▶ **Short task**
Quote each record exactly, please, leaving none out.

▶ **Rows**
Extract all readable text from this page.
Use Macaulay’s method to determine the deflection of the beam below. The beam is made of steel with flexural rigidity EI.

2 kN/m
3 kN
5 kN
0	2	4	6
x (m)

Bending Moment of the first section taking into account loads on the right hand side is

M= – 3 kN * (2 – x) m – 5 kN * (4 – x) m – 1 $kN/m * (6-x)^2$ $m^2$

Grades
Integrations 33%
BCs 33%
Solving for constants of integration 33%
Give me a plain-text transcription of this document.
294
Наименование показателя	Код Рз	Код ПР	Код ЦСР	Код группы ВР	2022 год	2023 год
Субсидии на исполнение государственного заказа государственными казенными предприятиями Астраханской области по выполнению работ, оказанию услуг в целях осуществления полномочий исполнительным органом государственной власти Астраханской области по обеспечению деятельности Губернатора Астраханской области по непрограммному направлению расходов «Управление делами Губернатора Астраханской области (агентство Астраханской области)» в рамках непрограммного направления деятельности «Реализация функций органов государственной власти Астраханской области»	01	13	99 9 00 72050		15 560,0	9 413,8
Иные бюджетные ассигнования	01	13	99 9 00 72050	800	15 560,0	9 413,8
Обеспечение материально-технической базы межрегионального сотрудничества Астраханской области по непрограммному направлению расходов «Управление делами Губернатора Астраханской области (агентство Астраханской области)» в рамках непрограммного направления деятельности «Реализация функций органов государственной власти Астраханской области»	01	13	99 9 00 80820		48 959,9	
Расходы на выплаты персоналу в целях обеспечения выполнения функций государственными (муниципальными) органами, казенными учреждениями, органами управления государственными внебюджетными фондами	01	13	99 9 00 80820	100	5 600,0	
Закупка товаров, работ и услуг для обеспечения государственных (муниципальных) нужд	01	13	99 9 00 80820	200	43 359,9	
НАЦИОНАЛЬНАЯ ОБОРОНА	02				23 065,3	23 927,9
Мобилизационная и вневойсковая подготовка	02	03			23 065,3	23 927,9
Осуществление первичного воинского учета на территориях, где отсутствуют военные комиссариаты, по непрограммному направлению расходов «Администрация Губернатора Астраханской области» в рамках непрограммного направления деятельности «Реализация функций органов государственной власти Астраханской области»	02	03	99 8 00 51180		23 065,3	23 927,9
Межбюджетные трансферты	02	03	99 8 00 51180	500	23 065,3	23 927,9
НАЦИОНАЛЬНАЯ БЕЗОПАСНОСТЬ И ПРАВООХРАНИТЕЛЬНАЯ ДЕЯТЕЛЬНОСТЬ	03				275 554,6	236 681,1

▶ **Response below**
Extract all readable text from this page.
Use Macaulay’s method to determine the deflection of the beam below. The beam is made of steel with flexural rigidity EI.

2 kN/m
3 kN
5 kN
0	2	4	6
x (m)

Bending Moment of the first section taking into account loads on the right hand side is

M= – 3 kN * (2 – x) m – 5 kN * (4 – x) m – 1 $kN/m * (6-x)^2$ $m^2$

Grades
Integrations 33%
BCs 33%
Solving for constants of integration 33%
Give me a plain-text transcription of this document.
294
Наименование показателя	Код Рз	Код ПР	Код ЦСР	Код группы ВР	2022 год	2023 год
Субсидии на исполнение государственного заказа государственными казенными предприятиями Астраханской области по выполнению работ, оказанию услуг в целях осуществления полномочий исполнительным органом государственной власти Астраханской области по обеспечению деятельности Губернатора Астраханской области по непрограммному направлению расходов «Управление делами Губернатора Астраханской области (агентство Астраханской области)» в рамках непрограммного направления деятельности «Реализация функций органов государственной власти Астраханской области»	01	13	99 9 00 72050		15 560,0	9 413,8
Иные бюджетные ассигнования	01	13	99 9 00 72050	800	15 560,0	9 413,8
Обеспечение материально-технической базы межрегионального сотрудничества Астраханской области по непрограммному направлению расходов «Управление делами Губернатора Астраханской области (агентство Астраханской области)» в рамках непрограммного направления деятельности «Реализация функций органов государственной власти Астраханской области»	01	13	99 9 00 80820		48 959,9	
Расходы на выплаты персоналу в целях обеспечения выполнения функций государственными (муниципальными) органами, казенными учреждениями, органами управления государственными внебюджетными фондами	01	13	99 9 00 80820	100	5 600,0	
Закупка товаров, работ и услуг для обеспечения государственных (муниципальных) нужд	01	13	99 9 00 80820	200	43 359,9	
НАЦИОНАЛЬНАЯ ОБОРОНА	02				23 065,3	23 927,9
Мобилизационная и вневойсковая подготовка	02	03			23 065,3	23 927,9
Осуществление первичного воинского учета на территориях, где отсутствуют военные комиссариаты, по непрограммному направлению расходов «Администрация Губернатора Астраханской области» в рамках непрограммного направления деятельности «Реализация функций органов государственной власти Астраханской области»	02	03	99 8 00 51180		23 065,3	23 927,9
Межбюджетные трансферты	02	03	99 8 00 51180	500	23 065,3	23 927,9
НАЦИОНАЛЬНАЯ БЕЗОПАСНОСТЬ И ПРАВООХРАНИТЕЛЬНАЯ ДЕЯТЕЛЬНОСТЬ	03				275 554,6	236 681,1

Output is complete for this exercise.